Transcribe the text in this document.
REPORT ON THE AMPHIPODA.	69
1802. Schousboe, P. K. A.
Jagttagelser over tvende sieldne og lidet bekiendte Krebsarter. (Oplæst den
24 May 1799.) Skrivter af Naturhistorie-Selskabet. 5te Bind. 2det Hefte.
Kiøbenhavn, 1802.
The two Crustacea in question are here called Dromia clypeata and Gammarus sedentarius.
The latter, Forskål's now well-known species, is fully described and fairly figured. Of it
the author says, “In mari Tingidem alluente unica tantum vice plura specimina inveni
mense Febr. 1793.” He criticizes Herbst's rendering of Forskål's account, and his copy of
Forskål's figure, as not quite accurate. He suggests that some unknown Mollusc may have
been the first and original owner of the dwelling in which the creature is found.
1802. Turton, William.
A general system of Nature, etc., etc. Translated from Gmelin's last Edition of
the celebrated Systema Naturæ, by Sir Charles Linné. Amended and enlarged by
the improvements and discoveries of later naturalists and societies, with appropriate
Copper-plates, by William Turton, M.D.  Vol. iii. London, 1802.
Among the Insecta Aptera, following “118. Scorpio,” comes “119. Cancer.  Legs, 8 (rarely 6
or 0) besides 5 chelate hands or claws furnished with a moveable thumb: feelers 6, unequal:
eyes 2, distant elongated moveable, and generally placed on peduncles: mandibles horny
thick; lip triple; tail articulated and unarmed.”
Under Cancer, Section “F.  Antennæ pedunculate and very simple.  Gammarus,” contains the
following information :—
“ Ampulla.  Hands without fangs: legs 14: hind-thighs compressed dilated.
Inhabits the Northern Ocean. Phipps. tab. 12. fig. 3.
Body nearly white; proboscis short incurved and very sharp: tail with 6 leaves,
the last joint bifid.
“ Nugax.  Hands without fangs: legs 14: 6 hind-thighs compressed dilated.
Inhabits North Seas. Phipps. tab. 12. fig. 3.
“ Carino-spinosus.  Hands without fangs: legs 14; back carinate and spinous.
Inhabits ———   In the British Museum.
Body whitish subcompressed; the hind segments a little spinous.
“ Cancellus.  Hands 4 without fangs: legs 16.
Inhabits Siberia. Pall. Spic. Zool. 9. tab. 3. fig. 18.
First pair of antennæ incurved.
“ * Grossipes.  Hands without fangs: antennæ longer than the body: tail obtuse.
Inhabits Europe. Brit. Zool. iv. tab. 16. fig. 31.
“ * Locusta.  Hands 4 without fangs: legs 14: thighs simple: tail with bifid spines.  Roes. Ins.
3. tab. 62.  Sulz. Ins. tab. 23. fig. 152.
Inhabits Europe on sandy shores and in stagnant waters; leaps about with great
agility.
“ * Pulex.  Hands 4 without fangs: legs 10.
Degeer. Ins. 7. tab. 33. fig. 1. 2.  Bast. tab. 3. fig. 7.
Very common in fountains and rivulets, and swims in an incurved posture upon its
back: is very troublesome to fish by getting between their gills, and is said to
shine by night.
——————————
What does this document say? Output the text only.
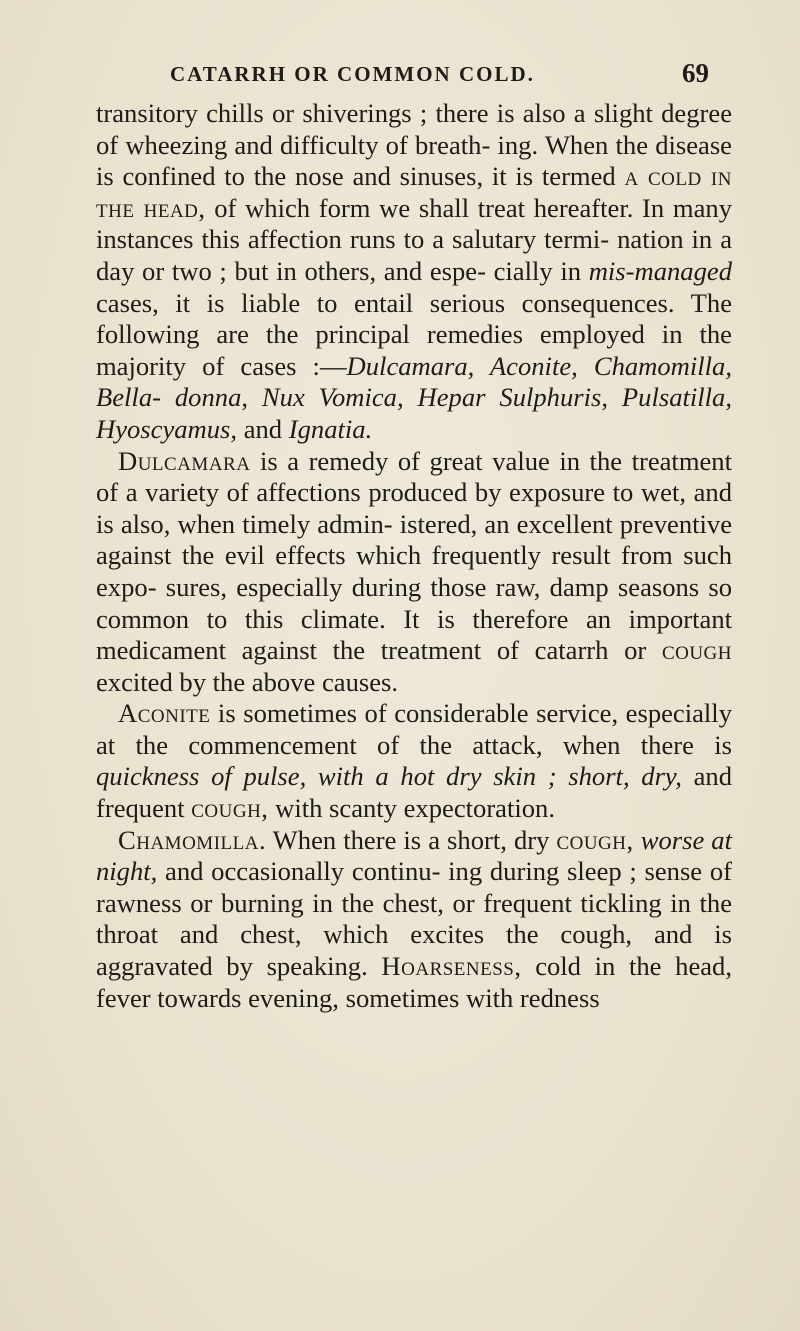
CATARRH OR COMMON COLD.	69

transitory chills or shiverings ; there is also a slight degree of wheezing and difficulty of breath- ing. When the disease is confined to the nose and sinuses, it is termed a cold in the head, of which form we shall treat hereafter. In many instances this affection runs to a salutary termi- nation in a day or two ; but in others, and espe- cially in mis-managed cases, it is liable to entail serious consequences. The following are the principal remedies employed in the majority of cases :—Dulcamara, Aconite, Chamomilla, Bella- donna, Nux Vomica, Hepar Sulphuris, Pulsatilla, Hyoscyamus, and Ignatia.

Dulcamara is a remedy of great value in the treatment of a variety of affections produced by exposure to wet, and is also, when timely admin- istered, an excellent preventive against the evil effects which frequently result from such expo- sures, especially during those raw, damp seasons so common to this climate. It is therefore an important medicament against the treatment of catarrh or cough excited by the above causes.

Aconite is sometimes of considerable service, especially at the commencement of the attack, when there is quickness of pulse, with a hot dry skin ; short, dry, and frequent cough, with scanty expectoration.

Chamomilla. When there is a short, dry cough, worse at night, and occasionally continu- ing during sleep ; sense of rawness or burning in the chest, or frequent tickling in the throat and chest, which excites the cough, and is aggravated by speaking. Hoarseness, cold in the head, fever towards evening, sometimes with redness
——————————
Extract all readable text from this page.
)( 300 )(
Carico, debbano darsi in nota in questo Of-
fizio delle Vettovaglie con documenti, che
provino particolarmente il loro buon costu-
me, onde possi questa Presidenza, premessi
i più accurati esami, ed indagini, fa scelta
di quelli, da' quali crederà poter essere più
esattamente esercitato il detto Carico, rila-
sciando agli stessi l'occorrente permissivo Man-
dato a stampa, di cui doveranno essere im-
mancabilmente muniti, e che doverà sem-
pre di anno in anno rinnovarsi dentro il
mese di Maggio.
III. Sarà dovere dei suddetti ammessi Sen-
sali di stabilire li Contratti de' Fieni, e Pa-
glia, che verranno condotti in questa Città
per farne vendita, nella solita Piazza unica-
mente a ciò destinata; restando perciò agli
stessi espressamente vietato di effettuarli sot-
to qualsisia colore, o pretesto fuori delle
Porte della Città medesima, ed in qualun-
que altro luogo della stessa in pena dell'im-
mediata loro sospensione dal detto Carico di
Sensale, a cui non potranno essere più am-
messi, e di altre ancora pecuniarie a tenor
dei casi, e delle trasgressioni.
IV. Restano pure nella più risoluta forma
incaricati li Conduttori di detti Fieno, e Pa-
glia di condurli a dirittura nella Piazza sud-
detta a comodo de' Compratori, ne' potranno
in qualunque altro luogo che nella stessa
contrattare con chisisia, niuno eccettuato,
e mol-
——————————
Find how many lines of the material carry the string "incurved". Only the number should be in the answer.

■ Complete answer
3